Aim: Review the material line by line. Identify and copy every line that contains the string "great".
─── Entries
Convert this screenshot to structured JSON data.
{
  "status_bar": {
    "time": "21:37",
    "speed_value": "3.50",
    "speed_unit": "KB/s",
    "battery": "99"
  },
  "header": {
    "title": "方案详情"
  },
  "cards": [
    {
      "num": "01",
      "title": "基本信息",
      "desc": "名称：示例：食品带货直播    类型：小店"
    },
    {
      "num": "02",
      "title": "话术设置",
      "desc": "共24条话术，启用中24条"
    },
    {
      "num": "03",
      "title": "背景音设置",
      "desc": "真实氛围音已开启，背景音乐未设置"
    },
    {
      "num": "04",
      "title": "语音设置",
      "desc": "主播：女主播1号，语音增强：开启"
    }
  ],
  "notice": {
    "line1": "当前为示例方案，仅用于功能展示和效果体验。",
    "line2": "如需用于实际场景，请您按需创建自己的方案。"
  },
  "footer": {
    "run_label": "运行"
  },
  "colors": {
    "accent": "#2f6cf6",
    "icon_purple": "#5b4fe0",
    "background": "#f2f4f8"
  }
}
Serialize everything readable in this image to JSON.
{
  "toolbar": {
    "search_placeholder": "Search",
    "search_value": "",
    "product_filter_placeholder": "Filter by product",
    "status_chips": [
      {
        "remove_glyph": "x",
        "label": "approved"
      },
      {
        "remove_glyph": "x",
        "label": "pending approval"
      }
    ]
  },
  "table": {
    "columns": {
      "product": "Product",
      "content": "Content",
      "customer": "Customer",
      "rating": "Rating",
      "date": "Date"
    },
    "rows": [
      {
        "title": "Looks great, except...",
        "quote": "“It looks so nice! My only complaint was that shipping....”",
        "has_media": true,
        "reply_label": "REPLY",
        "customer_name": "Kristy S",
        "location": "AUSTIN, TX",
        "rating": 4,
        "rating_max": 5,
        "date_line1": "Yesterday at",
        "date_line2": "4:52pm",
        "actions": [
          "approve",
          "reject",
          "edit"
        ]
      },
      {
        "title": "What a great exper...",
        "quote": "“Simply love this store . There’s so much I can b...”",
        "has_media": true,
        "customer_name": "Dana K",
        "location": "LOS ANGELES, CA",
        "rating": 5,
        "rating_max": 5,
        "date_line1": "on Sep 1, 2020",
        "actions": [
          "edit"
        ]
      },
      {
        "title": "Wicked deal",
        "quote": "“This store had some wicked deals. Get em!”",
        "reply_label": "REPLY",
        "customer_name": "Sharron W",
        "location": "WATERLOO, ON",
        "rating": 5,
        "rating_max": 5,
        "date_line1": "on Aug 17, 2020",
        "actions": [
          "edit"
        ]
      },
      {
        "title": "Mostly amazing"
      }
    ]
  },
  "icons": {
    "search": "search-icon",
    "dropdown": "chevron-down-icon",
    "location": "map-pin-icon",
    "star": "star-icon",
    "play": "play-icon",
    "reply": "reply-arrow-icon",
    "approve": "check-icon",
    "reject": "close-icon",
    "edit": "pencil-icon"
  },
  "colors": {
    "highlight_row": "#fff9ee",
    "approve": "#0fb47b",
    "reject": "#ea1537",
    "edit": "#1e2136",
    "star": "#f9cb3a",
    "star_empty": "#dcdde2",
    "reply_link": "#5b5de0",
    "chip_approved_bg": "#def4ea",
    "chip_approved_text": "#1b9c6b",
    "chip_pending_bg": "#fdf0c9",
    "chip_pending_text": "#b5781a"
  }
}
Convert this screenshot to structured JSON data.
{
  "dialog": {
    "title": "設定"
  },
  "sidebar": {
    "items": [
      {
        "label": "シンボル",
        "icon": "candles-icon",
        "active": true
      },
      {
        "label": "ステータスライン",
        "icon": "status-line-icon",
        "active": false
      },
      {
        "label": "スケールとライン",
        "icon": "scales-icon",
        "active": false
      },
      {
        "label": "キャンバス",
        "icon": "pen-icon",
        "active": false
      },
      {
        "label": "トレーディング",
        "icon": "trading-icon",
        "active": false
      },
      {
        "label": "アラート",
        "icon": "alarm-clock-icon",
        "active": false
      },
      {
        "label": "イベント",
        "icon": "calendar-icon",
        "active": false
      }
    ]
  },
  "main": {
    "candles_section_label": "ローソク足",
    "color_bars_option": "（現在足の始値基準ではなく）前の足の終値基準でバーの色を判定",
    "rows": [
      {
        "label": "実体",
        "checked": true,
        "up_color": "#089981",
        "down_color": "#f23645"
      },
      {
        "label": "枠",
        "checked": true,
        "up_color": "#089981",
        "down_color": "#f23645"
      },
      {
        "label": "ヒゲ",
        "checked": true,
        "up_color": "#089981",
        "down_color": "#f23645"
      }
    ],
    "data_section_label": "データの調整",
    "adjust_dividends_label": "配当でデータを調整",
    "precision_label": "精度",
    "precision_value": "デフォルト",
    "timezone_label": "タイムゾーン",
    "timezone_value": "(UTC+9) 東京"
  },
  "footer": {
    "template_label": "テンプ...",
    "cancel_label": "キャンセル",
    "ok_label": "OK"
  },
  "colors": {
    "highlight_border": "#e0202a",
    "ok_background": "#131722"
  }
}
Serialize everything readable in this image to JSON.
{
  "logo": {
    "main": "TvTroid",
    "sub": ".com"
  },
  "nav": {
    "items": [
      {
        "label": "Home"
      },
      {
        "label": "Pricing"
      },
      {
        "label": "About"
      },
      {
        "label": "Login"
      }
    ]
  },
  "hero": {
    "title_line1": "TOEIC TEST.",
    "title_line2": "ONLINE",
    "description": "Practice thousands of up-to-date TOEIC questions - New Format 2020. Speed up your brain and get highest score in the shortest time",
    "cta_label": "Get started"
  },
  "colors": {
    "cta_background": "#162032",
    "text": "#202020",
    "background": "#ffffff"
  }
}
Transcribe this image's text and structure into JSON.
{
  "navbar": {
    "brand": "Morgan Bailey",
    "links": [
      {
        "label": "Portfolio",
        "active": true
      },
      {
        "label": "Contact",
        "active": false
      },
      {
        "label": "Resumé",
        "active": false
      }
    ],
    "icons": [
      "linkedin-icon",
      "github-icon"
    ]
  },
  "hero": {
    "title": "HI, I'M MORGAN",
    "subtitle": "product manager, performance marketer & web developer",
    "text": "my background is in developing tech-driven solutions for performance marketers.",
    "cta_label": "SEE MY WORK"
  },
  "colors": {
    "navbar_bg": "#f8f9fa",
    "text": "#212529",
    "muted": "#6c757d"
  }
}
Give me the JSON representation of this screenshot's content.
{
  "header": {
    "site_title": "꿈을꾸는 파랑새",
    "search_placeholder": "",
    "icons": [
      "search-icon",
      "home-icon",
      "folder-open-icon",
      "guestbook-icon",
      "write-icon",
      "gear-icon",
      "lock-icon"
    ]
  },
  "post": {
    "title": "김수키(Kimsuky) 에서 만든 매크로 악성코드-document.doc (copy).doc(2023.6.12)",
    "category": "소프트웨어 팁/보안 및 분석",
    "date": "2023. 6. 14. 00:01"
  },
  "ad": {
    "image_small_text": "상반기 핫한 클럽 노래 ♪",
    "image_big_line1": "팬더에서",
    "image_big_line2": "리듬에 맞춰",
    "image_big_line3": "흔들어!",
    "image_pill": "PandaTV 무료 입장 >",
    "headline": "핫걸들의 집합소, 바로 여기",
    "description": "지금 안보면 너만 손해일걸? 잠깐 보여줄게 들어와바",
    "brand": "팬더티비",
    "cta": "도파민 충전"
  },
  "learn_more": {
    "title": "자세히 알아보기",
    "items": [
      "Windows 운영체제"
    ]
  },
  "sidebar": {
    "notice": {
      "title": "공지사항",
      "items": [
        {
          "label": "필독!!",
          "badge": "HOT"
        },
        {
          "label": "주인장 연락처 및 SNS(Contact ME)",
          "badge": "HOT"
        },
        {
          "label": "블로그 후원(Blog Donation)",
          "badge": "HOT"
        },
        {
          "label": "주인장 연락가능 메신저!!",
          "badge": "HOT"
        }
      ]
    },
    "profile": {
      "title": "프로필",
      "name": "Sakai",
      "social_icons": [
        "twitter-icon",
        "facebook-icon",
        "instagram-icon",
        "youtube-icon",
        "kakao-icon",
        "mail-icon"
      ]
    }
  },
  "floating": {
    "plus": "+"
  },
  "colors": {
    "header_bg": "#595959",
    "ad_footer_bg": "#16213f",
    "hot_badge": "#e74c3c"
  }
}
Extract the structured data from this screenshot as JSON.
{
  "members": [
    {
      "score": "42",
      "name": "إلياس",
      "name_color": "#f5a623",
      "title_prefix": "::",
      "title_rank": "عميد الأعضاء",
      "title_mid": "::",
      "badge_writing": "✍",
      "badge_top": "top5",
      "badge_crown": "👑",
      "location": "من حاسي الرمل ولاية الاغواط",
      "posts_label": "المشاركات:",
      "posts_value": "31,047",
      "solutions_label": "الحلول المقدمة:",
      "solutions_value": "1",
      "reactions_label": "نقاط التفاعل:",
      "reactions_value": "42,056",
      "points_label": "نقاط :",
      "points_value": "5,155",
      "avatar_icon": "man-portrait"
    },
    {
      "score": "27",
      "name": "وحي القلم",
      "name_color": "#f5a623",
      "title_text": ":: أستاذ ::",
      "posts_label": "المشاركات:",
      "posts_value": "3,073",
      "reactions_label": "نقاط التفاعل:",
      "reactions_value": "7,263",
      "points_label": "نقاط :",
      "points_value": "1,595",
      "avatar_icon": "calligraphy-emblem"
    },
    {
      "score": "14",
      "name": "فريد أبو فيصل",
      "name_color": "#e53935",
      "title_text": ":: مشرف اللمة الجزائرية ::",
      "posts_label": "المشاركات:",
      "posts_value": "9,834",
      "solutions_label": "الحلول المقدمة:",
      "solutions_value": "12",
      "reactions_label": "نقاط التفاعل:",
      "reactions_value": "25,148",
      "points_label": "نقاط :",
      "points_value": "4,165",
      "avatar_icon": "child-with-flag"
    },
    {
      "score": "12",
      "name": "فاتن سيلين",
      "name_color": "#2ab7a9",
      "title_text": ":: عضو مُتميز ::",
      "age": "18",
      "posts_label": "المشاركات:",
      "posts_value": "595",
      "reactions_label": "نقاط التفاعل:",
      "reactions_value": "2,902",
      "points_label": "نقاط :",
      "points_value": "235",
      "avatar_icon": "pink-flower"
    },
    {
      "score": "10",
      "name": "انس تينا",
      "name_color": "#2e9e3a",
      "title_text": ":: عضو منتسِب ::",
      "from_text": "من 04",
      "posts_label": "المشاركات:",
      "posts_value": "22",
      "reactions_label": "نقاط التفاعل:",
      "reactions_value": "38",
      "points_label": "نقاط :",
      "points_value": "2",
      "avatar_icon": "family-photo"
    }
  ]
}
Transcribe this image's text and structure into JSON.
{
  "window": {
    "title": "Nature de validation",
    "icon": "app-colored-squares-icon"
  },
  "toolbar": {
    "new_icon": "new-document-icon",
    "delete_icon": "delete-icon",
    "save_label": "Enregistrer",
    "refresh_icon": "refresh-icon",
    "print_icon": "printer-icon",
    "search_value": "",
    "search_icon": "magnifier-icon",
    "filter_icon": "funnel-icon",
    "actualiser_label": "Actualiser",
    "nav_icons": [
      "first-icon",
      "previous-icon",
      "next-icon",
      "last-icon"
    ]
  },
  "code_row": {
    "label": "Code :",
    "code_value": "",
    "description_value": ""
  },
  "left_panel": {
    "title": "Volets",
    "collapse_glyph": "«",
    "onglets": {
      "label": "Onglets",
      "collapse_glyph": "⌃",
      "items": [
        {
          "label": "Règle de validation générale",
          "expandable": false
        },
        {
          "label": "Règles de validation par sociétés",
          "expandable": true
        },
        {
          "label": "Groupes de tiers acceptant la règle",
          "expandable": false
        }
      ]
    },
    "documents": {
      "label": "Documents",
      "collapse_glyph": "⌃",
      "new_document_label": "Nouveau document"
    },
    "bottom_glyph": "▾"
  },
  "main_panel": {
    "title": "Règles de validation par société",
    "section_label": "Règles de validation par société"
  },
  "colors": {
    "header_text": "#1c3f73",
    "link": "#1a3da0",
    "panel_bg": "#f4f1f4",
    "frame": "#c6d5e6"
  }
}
──────
Exercise result:
        "title": "Looks great, except...",
        "title": "What a great exper...",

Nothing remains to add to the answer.